> **Stated goal**
Extract the full listing below without altering a single character.

> **Records for this exercise**
* * * * * * * * *
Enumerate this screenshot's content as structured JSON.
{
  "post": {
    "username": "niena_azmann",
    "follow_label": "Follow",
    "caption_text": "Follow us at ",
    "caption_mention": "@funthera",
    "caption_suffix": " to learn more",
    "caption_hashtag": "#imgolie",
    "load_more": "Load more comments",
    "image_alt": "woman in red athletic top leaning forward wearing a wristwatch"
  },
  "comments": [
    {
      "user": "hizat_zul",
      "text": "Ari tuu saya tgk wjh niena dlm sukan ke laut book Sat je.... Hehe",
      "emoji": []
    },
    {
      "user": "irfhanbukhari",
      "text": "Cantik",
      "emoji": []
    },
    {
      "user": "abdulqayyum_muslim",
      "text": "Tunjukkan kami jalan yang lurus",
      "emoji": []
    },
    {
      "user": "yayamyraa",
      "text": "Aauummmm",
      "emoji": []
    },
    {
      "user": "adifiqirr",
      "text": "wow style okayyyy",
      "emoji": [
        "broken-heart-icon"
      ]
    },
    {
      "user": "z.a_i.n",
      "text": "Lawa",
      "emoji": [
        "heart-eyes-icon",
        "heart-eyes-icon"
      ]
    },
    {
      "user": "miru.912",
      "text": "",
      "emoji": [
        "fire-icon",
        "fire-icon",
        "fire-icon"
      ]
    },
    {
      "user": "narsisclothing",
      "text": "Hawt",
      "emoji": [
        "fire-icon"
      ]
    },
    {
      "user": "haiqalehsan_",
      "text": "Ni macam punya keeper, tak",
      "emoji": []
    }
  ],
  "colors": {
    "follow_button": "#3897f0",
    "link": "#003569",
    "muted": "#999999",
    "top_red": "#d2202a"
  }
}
* * * * * * * * *
> **Problem solution**
Enumerate this screenshot's content as structured JSON.
{
  "post": {
    "username": "niena_azmann",
    "follow_label": "Follow",
    "caption_text": "Follow us at ",
    "caption_mention": "@funthera",
    "caption_suffix": " to learn more",
    "caption_hashtag": "#imgolie",
    "load_more": "Load more comments",
    "image_alt": "woman in red athletic top leaning forward wearing a wristwatch"
  },
  "comments": [
    {
      "user": "hizat_zul",
      "text": "Ari tuu saya tgk wjh niena dlm sukan ke laut book Sat je.... Hehe",
      "emoji": []
    },
    {
      "user": "irfhanbukhari",
      "text": "Cantik",
      "emoji": []
    },
    {
      "user": "abdulqayyum_muslim",
      "text": "Tunjukkan kami jalan yang lurus",
      "emoji": []
    },
    {
      "user": "yayamyraa",
      "text": "Aauummmm",
      "emoji": []
    },
    {
      "user": "adifiqirr",
      "text": "wow style okayyyy",
      "emoji": [
        "broken-heart-icon"
      ]
    },
    {
      "user": "z.a_i.n",
      "text": "Lawa",
      "emoji": [
        "heart-eyes-icon",
        "heart-eyes-icon"
      ]
    },
    {
      "user": "miru.912",
      "text": "",
      "emoji": [
        "fire-icon",
        "fire-icon",
        "fire-icon"
      ]
    },
    {
      "user": "narsisclothing",
      "text": "Hawt",
      "emoji": [
        "fire-icon"
      ]
    },
    {
      "user": "haiqalehsan_",
      "text": "Ni macam punya keeper, tak",
      "emoji": []
    }
  ],
  "colors": {
    "follow_button": "#3897f0",
    "link": "#003569",
    "muted": "#999999",
    "top_red": "#d2202a"
  }
}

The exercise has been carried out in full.